Exercise instructions
Write out every line of the entries below without changing anything, and leave out the pictures.

Extracted entries
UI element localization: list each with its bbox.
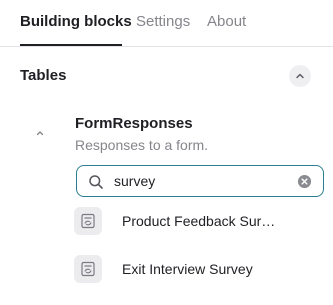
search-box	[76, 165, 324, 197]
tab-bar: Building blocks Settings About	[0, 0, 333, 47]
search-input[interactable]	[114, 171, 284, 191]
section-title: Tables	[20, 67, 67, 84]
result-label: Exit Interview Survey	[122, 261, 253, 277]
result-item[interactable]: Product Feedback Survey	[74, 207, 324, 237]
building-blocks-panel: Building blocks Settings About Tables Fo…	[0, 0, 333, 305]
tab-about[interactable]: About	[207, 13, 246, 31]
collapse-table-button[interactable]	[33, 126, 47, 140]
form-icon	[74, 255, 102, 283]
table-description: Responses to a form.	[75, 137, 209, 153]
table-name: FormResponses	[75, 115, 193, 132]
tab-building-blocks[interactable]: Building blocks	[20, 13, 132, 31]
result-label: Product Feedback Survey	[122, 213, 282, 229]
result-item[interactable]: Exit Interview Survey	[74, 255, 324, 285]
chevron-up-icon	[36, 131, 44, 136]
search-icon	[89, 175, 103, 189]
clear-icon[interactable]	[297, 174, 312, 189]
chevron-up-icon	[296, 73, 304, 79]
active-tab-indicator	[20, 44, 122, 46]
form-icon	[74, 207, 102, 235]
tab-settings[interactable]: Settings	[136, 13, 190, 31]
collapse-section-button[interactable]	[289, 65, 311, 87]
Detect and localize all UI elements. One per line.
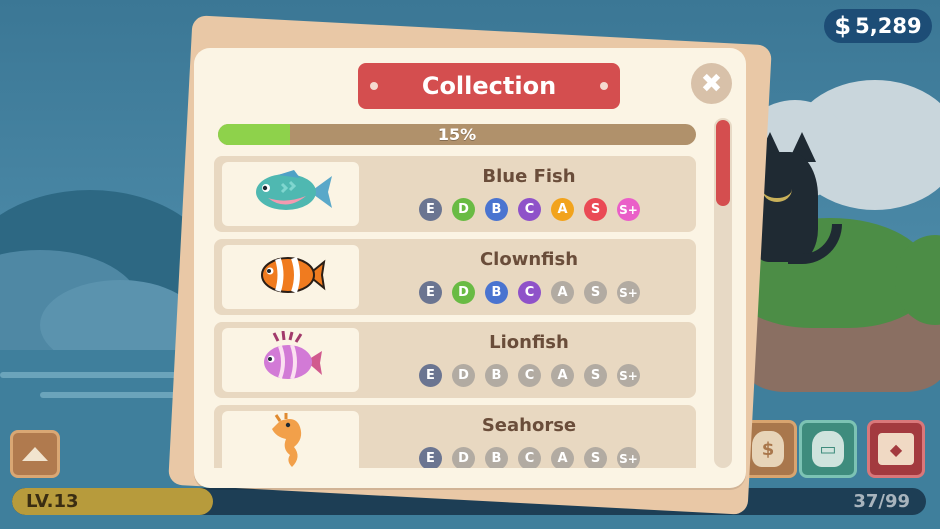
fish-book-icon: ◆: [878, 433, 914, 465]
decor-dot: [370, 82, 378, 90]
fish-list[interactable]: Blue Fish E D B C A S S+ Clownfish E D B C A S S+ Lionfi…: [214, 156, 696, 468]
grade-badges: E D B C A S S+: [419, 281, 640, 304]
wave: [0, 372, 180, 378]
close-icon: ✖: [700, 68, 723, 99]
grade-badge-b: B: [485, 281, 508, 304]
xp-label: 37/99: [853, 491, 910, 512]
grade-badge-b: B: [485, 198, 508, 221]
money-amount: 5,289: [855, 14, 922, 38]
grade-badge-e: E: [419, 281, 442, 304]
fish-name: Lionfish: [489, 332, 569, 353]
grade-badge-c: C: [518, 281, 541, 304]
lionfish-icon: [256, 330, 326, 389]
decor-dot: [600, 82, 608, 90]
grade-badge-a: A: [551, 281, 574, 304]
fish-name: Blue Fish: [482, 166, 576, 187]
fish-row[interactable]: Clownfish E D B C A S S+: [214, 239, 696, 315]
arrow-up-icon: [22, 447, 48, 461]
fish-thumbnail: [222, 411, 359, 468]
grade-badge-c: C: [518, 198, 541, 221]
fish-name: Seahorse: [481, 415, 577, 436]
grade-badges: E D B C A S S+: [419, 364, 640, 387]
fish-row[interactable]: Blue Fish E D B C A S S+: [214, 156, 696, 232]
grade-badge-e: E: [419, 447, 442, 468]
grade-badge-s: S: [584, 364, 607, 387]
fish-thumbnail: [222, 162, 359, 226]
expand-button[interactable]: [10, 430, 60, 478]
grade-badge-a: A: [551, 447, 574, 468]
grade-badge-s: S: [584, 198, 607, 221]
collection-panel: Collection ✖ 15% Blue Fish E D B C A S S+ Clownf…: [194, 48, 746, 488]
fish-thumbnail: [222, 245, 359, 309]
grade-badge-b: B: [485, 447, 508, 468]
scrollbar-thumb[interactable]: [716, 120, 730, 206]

Expected answer
UI element localization: list each with its bbox.
search-box	[76, 165, 324, 197]
tab-bar: Building blocks Settings About	[0, 0, 333, 47]
search-input[interactable]	[114, 171, 284, 191]
section-title: Tables	[20, 67, 67, 84]
result-label: Exit Interview Survey	[122, 261, 253, 277]
result-item[interactable]: Product Feedback Survey	[74, 207, 324, 237]
building-blocks-panel: Building blocks Settings About Tables Fo…	[0, 0, 333, 305]
tab-about[interactable]: About	[207, 13, 246, 31]
collapse-table-button[interactable]	[33, 126, 47, 140]
form-icon	[74, 255, 102, 283]
table-description: Responses to a form.	[75, 137, 209, 153]
table-name: FormResponses	[75, 115, 193, 132]
tab-building-blocks[interactable]: Building blocks	[20, 13, 132, 31]
result-label: Product Feedback Survey	[122, 213, 282, 229]
result-item[interactable]: Exit Interview Survey	[74, 255, 324, 285]
chevron-up-icon	[36, 131, 44, 136]
search-icon	[89, 175, 103, 189]
clear-icon[interactable]	[297, 174, 312, 189]
chevron-up-icon	[296, 73, 304, 79]
active-tab-indicator	[20, 44, 122, 46]
form-icon	[74, 207, 102, 235]
tab-settings[interactable]: Settings	[136, 13, 190, 31]
collapse-section-button[interactable]	[289, 65, 311, 87]
Detect and localize all UI elements. One per line.
fish-book-icon: ◆: [878, 433, 914, 465]
decor-dot: [370, 82, 378, 90]
fish-list[interactable]: Blue Fish E D B C A S S+ Clownfish E D B C A S S+ Lionfi…: [214, 156, 696, 468]
grade-badges: E D B C A S S+: [419, 281, 640, 304]
wave: [0, 372, 180, 378]
close-icon: ✖: [700, 68, 723, 99]
grade-badge-b: B: [485, 281, 508, 304]
xp-label: 37/99: [853, 491, 910, 512]
grade-badge-b: B: [485, 198, 508, 221]
money-amount: 5,289: [855, 14, 922, 38]
grade-badge-e: E: [419, 281, 442, 304]
fish-name: Lionfish: [489, 332, 569, 353]
grade-badge-c: C: [518, 281, 541, 304]
lionfish-icon: [256, 330, 326, 389]
decor-dot: [600, 82, 608, 90]
grade-badge-a: A: [551, 281, 574, 304]
fish-name: Blue Fish: [482, 166, 576, 187]
fish-row[interactable]: Clownfish E D B C A S S+: [214, 239, 696, 315]
arrow-up-icon: [22, 447, 48, 461]
fish-thumbnail: [222, 411, 359, 468]
grade-badge-c: C: [518, 198, 541, 221]
fish-name: Seahorse: [481, 415, 577, 436]
grade-badges: E D B C A S S+: [419, 364, 640, 387]
fish-row[interactable]: Blue Fish E D B C A S S+: [214, 156, 696, 232]
grade-badge-e: E: [419, 447, 442, 468]
grade-badge-s: S: [584, 364, 607, 387]
fish-thumbnail: [222, 162, 359, 226]
expand-button[interactable]: [10, 430, 60, 478]
grade-badge-a: A: [551, 447, 574, 468]
grade-badge-s: S: [584, 198, 607, 221]
collection-panel: Collection ✖ 15% Blue Fish E D B C A S S+ Clownf…: [194, 48, 746, 488]
fish-thumbnail: [222, 245, 359, 309]
grade-badge-b: B: [485, 447, 508, 468]
scrollbar-thumb[interactable]: [716, 120, 730, 206]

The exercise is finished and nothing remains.